_Aim of the task_
Drop the pictures from the entries below, then reproduce the rest exactly.

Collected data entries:

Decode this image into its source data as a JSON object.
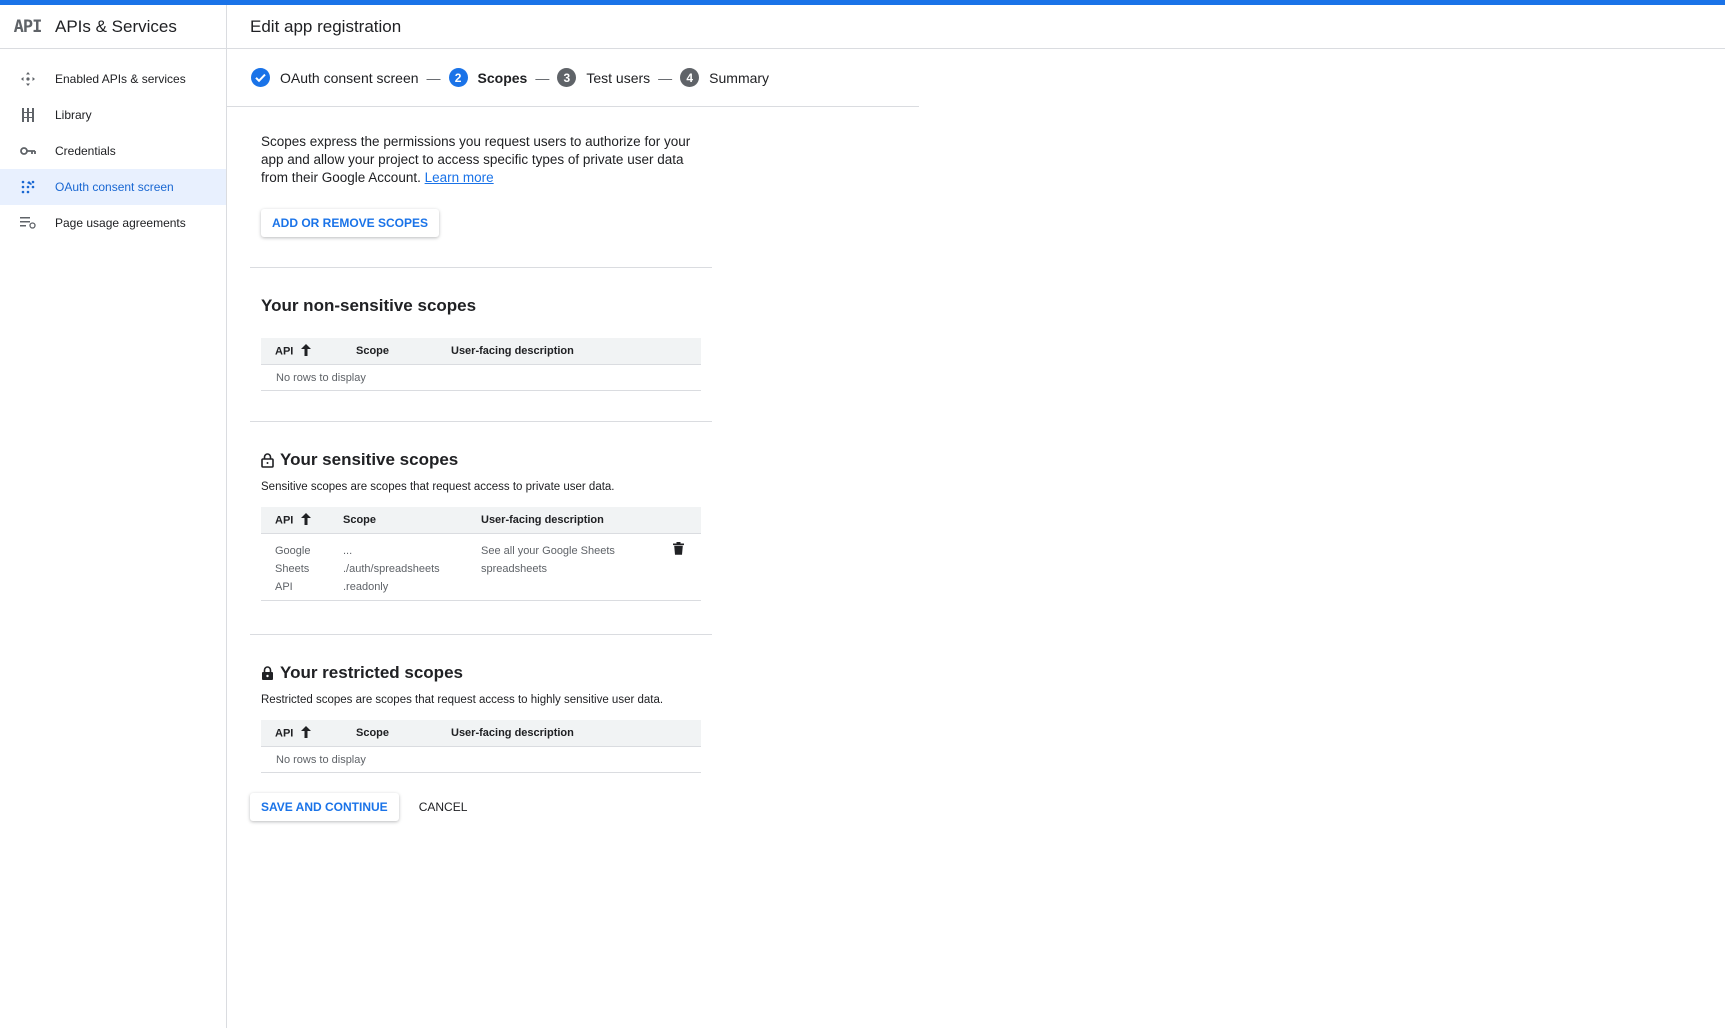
{
  "sidebar": {
    "logo": "API",
    "title": "APIs & Services",
    "items": [
      {
        "label": "Enabled APIs & services"
      },
      {
        "label": "Library"
      },
      {
        "label": "Credentials"
      },
      {
        "label": "OAuth consent screen"
      },
      {
        "label": "Page usage agreements"
      }
    ]
  },
  "header": {
    "title": "Edit app registration"
  },
  "stepper": {
    "steps": [
      {
        "number": "",
        "label": "OAuth consent screen",
        "state": "done"
      },
      {
        "number": "2",
        "label": "Scopes",
        "state": "current"
      },
      {
        "number": "3",
        "label": "Test users",
        "state": "pending"
      },
      {
        "number": "4",
        "label": "Summary",
        "state": "pending"
      }
    ],
    "separator": "—"
  },
  "intro": {
    "text": "Scopes express the permissions you request users to authorize for your app and allow your project to access specific types of private user data from their Google Account.",
    "link": "Learn more"
  },
  "add_remove_button": "ADD OR REMOVE SCOPES",
  "table_headers": {
    "api": "API",
    "scope": "Scope",
    "description": "User-facing description"
  },
  "non_sensitive": {
    "title": "Your non-sensitive scopes",
    "empty": "No rows to display"
  },
  "sensitive": {
    "title": "Your sensitive scopes",
    "desc": "Sensitive scopes are scopes that request access to private user data.",
    "rows": [
      {
        "api": [
          "Google",
          "Sheets",
          "API"
        ],
        "scope": [
          "...",
          "./auth/spreadsheets",
          ".readonly"
        ],
        "description": [
          "See all your Google Sheets",
          "spreadsheets"
        ]
      }
    ]
  },
  "restricted": {
    "title": "Your restricted scopes",
    "desc": "Restricted scopes are scopes that request access to highly sensitive user data.",
    "empty": "No rows to display"
  },
  "actions": {
    "save": "SAVE AND CONTINUE",
    "cancel": "CANCEL"
  }
}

_Final result_
Decode this image into its source data as a JSON object.
{
  "sidebar": {
    "logo": "API",
    "title": "APIs & Services",
    "items": [
      {
        "label": "Enabled APIs & services"
      },
      {
        "label": "Library"
      },
      {
        "label": "Credentials"
      },
      {
        "label": "OAuth consent screen"
      },
      {
        "label": "Page usage agreements"
      }
    ]
  },
  "header": {
    "title": "Edit app registration"
  },
  "stepper": {
    "steps": [
      {
        "number": "",
        "label": "OAuth consent screen",
        "state": "done"
      },
      {
        "number": "2",
        "label": "Scopes",
        "state": "current"
      },
      {
        "number": "3",
        "label": "Test users",
        "state": "pending"
      },
      {
        "number": "4",
        "label": "Summary",
        "state": "pending"
      }
    ],
    "separator": "—"
  },
  "intro": {
    "text": "Scopes express the permissions you request users to authorize for your app and allow your project to access specific types of private user data from their Google Account.",
    "link": "Learn more"
  },
  "add_remove_button": "ADD OR REMOVE SCOPES",
  "table_headers": {
    "api": "API",
    "scope": "Scope",
    "description": "User-facing description"
  },
  "non_sensitive": {
    "title": "Your non-sensitive scopes",
    "empty": "No rows to display"
  },
  "sensitive": {
    "title": "Your sensitive scopes",
    "desc": "Sensitive scopes are scopes that request access to private user data.",
    "rows": [
      {
        "api": [
          "Google",
          "Sheets",
          "API"
        ],
        "scope": [
          "...",
          "./auth/spreadsheets",
          ".readonly"
        ],
        "description": [
          "See all your Google Sheets",
          "spreadsheets"
        ]
      }
    ]
  },
  "restricted": {
    "title": "Your restricted scopes",
    "desc": "Restricted scopes are scopes that request access to highly sensitive user data.",
    "empty": "No rows to display"
  },
  "actions": {
    "save": "SAVE AND CONTINUE",
    "cancel": "CANCEL"
  }
}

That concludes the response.